Records from a data collection
- - -

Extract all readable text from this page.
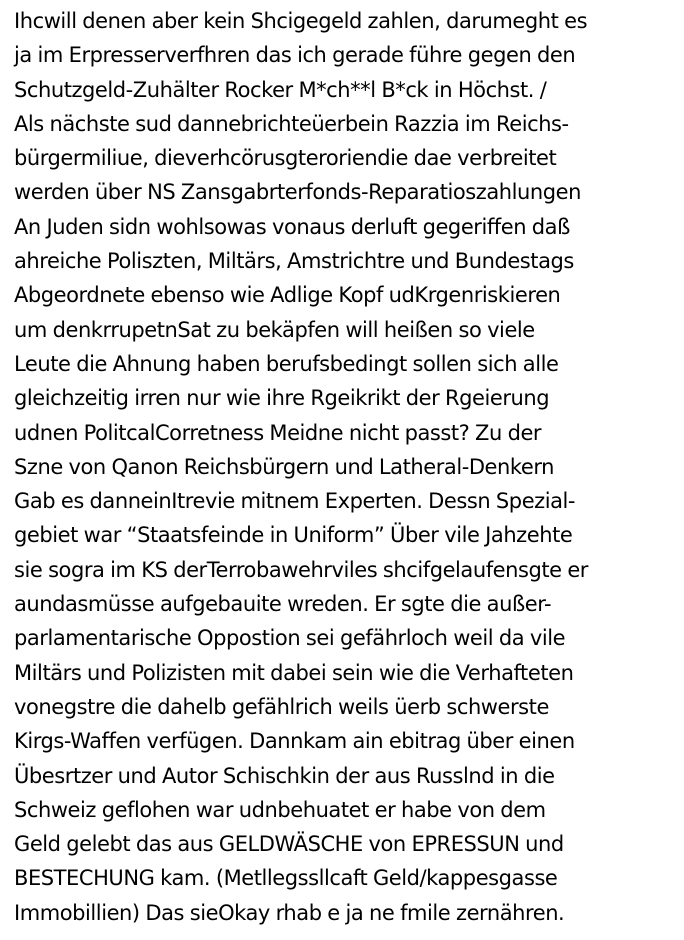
Ihcwill denen aber kein Shcigegeld zahlen, darumeght es
ja im Erpresserverfhren das ich gerade führe gegen den
Schutzgeld-Zuhälter Rocker M*ch**l B*ck in Höchst. /
Als nächste sud dannebrichteüerbein Razzia im Reichs-
bürgermiliue, dieverhcörusgteroriendie dae verbreitet
werden über NS Zansgabrterfonds-Reparatioszahlungen
An Juden sidn wohlsowas vonaus derluft gegeriffen daß
ahreiche Poliszten, Miltärs, Amstrichtre und Bundestags
Abgeordnete ebenso wie Adlige Kopf udKrgenriskieren
um denkrrupetnSat zu bekäpfen will heißen so viele
Leute die Ahnung haben berufsbedingt sollen sich alle
gleichzeitig irren nur wie ihre Rgeikrikt der Rgeierung
udnen PolitcalCorretness Meidne nicht passt? Zu der
Szne von Qanon Reichsbürgern und Latheral-Denkern
Gab es danneinItrevie mitnem Experten. Dessn Spezial-
gebiet war “Staatsfeinde in Uniform” Über vile Jahzehte
sie sogra im KS derTerrobawehrviles shcifgelaufensgte er
aundasmüsse aufgebauite wreden. Er sgte die außer-
parlamentarische Oppostion sei gefährloch weil da vile
Miltärs und Polizisten mit dabei sein wie die Verhafteten
vonegstre die dahelb gefählrich weils üerb schwerste
Kirgs-Waffen verfügen. Dannkam ain ebitrag über einen
Übesrtzer und Autor Schischkin der aus Russlnd in die
Schweiz geflohen war udnbehuatet er habe von dem
Geld gelebt das aus GELDWÄSCHE von EPRESSUN und
BESTECHUNG kam. (Metllegssllcaft Geld/kappesgasse
Immobillien) Das sieOkay rhab e ja ne fmile zernähren.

- - -

EXERCISE
Copy each line of the records containing the string "Miltärs".

OUTPUT FOR THIS TASK
ahreiche Poliszten, Miltärs, Amstrichtre und Bundestags
Miltärs und Polizisten mit dabei sein wie die Verhafteten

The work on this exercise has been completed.